§ **Written request**: Transcribe only the stretch of lines that opens with the line containing "What data populates" and closes with the last line of the listing, skipping pictures.

* START *

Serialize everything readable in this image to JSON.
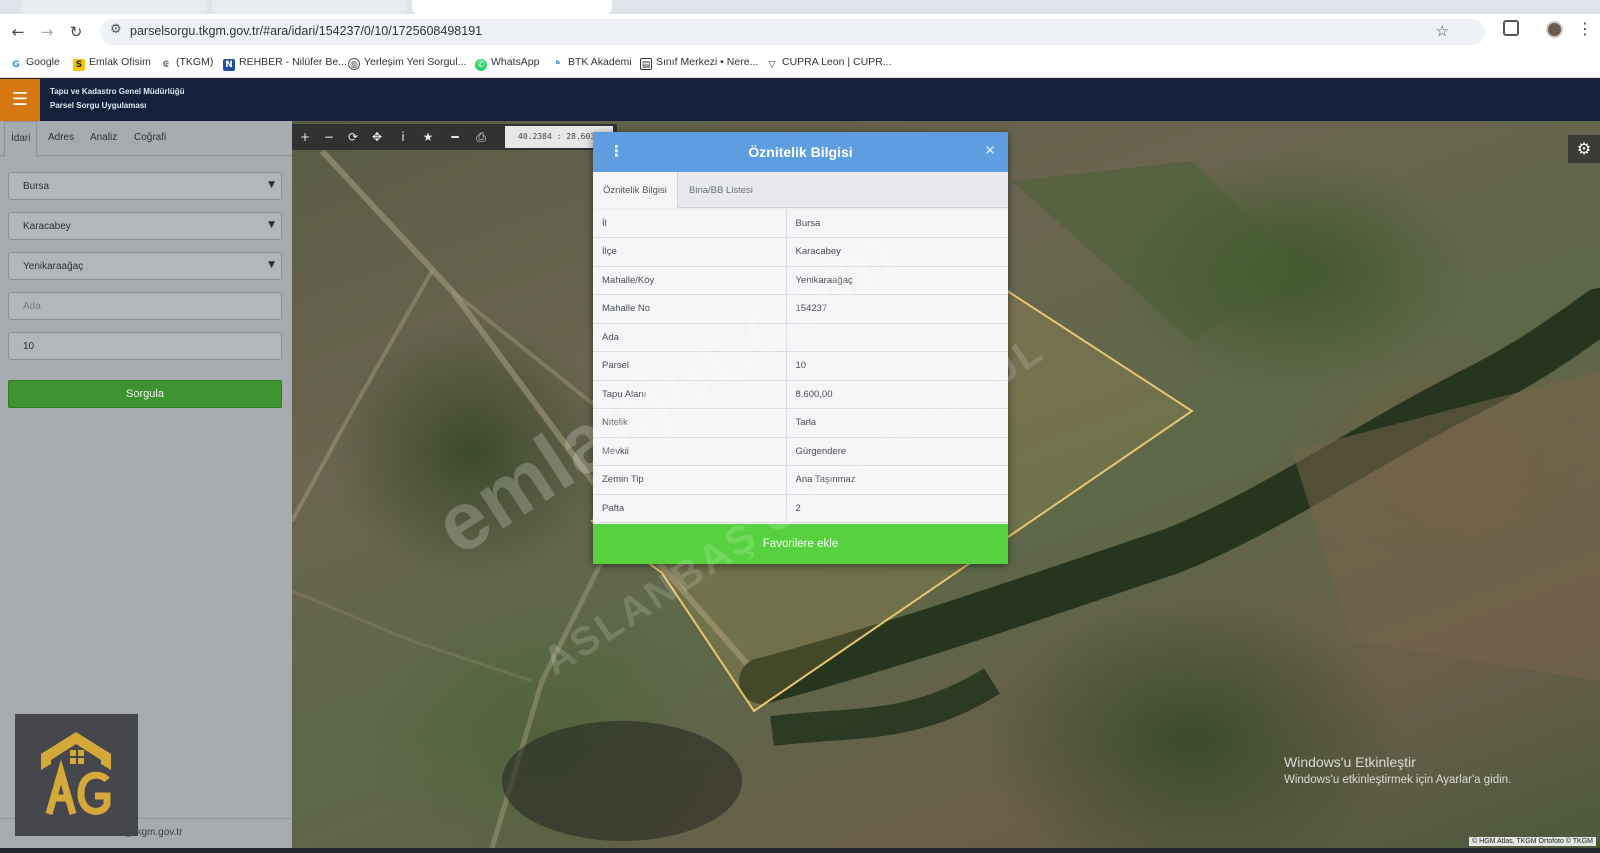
{
  "browser": {
    "url": "parselsorgu.tkgm.gov.tr/#ara/idari/154237/0/10/1725608498191",
    "bookmarks": [
      {
        "label": "Google",
        "icon": "google-icon"
      },
      {
        "label": "Emlak Ofisim",
        "icon": "s-logo-icon"
      },
      {
        "label": "(TKGM)",
        "icon": "tkgm-icon"
      },
      {
        "label": "REHBER - Nilüfer Be...",
        "icon": "n-logo-icon"
      },
      {
        "label": "Yerleşim Yeri Sorgul...",
        "icon": "gov-icon"
      },
      {
        "label": "WhatsApp",
        "icon": "whatsapp-icon"
      },
      {
        "label": "BTK Akademi",
        "icon": "btk-icon"
      },
      {
        "label": "Sınıf Merkezi • Nere...",
        "icon": "classroom-icon"
      },
      {
        "label": "CUPRA Leon | CUPR...",
        "icon": "cupra-icon"
      }
    ]
  },
  "header": {
    "org": "Tapu ve Kadastro Genel Müdürlüğü",
    "app": "Parsel Sorgu Uygulaması"
  },
  "sidebar": {
    "tabs": [
      "İdari",
      "Adres",
      "Analiz",
      "Coğrafi"
    ],
    "active_tab": "İdari",
    "province": "Bursa",
    "district": "Karacabey",
    "neighborhood": "Yenikaraağaç",
    "ada_placeholder": "Ada",
    "parsel": "10",
    "query_button": "Sorgula",
    "footer_email": "cbs@tkgm.gov.tr"
  },
  "map": {
    "coords": "40.2384 : 28.6030",
    "attribution": "© HGM Atlas, TKGM Ortofoto © TKGM",
    "windows_activation_title": "Windows'u Etkinleştir",
    "windows_activation_text": "Windows'u etkinleştirmek için Ayarlar'a gidin."
  },
  "popup": {
    "title": "Öznitelik Bilgisi",
    "tabs": [
      "Öznitelik Bilgisi",
      "Bina/BB Listesi"
    ],
    "rows": [
      {
        "key": "İl",
        "value": "Bursa"
      },
      {
        "key": "İlçe",
        "value": "Karacabey"
      },
      {
        "key": "Mahalle/Köy",
        "value": "Yenikaraağaç"
      },
      {
        "key": "Mahalle No",
        "value": "154237"
      },
      {
        "key": "Ada",
        "value": ""
      },
      {
        "key": "Parsel",
        "value": "10"
      },
      {
        "key": "Tapu Alanı",
        "value": "8.600,00"
      },
      {
        "key": "Nitelik",
        "value": "Tarla"
      },
      {
        "key": "Mevkii",
        "value": "Gürgendere"
      },
      {
        "key": "Zemin Tip",
        "value": "Ana Taşınmaz"
      },
      {
        "key": "Pafta",
        "value": "2"
      }
    ],
    "favorite_button": "Favorilere ekle"
  },
  "watermark": {
    "main": "emlakjet.com",
    "secondary": "ASLANBAŞ GAYRİMENKUL"
  },
  "colors": {
    "header_bg": "#14213b",
    "menu_orange": "#d77711",
    "popup_header": "#5e9de0",
    "favorite_green": "#58d140",
    "query_green": "#3e9331",
    "parcel_outline": "#e8c56e"
  }
}
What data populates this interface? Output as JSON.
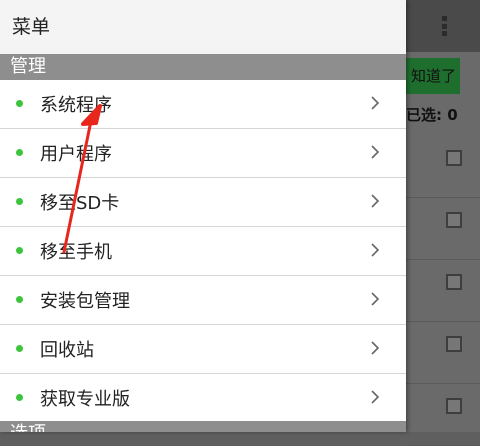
{
  "background": {
    "ok_button_label": "知道了",
    "selected_count": "已选: 0"
  },
  "drawer": {
    "title": "菜单",
    "sections": [
      {
        "title": "管理",
        "items": [
          {
            "label": "系统程序",
            "icon": "green-dot"
          },
          {
            "label": "用户程序",
            "icon": "green-dot"
          },
          {
            "label": "移至SD卡",
            "icon": "green-dot"
          },
          {
            "label": "移至手机",
            "icon": "green-dot"
          },
          {
            "label": "安装包管理",
            "icon": "green-dot"
          },
          {
            "label": "回收站",
            "icon": "green-dot"
          },
          {
            "label": "获取专业版",
            "icon": "green-dot"
          }
        ]
      },
      {
        "title": "选项"
      }
    ]
  },
  "colors": {
    "accent_green": "#3cc43c",
    "section_header": "#8e8e8e",
    "annotation_arrow": "#e8261c",
    "ok_button": "#1e6f2e"
  }
}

* END *

§ **Solution**:
What data populates this interface? Output as JSON.
{
  "background": {
    "ok_button_label": "知道了",
    "selected_count": "已选: 0"
  },
  "drawer": {
    "title": "菜单",
    "sections": [
      {
        "title": "管理",
        "items": [
          {
            "label": "系统程序",
            "icon": "green-dot"
          },
          {
            "label": "用户程序",
            "icon": "green-dot"
          },
          {
            "label": "移至SD卡",
            "icon": "green-dot"
          },
          {
            "label": "移至手机",
            "icon": "green-dot"
          },
          {
            "label": "安装包管理",
            "icon": "green-dot"
          },
          {
            "label": "回收站",
            "icon": "green-dot"
          },
          {
            "label": "获取专业版",
            "icon": "green-dot"
          }
        ]
      },
      {
        "title": "选项"
      }
    ]
  },
  "colors": {
    "accent_green": "#3cc43c",
    "section_header": "#8e8e8e",
    "annotation_arrow": "#e8261c",
    "ok_button": "#1e6f2e"
  }
}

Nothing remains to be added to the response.